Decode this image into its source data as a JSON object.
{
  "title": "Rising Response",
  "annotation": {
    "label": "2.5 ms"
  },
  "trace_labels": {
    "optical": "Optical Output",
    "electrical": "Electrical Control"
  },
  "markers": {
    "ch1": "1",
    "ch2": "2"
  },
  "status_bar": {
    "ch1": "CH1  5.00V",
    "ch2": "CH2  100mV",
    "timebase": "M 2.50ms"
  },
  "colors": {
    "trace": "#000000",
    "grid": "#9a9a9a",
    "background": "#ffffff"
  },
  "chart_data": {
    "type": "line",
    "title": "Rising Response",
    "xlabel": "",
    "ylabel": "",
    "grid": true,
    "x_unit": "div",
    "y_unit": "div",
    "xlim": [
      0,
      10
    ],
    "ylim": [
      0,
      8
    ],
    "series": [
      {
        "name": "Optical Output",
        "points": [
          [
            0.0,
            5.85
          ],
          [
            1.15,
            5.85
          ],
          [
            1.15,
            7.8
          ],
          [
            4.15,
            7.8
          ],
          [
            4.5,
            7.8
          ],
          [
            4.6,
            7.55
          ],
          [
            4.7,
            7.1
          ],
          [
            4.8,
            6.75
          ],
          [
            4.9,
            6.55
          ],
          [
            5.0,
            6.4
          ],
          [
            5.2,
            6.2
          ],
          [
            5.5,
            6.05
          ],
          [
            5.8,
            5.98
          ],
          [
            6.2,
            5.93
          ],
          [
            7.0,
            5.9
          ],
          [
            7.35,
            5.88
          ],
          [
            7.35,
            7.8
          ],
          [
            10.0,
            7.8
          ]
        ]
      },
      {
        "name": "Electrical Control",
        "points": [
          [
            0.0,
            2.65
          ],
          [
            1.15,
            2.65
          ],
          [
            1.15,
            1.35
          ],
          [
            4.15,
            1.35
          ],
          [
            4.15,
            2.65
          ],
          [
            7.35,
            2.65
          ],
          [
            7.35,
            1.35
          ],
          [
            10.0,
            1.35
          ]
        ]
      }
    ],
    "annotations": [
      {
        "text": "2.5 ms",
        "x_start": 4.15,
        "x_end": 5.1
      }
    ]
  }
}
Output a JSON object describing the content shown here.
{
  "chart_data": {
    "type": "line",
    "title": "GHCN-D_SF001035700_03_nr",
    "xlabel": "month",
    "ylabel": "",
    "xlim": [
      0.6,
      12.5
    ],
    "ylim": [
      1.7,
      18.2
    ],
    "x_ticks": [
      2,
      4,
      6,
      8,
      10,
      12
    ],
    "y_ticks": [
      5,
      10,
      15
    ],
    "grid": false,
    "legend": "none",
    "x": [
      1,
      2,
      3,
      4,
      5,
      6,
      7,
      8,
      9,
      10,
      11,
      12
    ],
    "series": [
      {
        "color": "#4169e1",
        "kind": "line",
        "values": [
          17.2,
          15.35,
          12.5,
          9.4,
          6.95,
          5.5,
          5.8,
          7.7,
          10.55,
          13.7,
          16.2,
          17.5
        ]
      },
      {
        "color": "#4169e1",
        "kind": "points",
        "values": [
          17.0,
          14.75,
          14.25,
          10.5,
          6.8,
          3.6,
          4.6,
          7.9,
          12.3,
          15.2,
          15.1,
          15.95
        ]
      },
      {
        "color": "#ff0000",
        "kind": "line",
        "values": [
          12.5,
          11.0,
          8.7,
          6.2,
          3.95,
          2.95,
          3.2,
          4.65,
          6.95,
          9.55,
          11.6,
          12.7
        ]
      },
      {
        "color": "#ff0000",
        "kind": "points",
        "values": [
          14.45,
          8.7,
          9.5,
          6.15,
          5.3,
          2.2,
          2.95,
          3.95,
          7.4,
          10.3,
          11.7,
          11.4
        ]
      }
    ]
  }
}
+++
*Exercise instructions*
Only lines with "Electrical" are wanted here; list each of them.

*Result of this exercise*
    "electrical": "Electrical Control"
        "name": "Electrical Control",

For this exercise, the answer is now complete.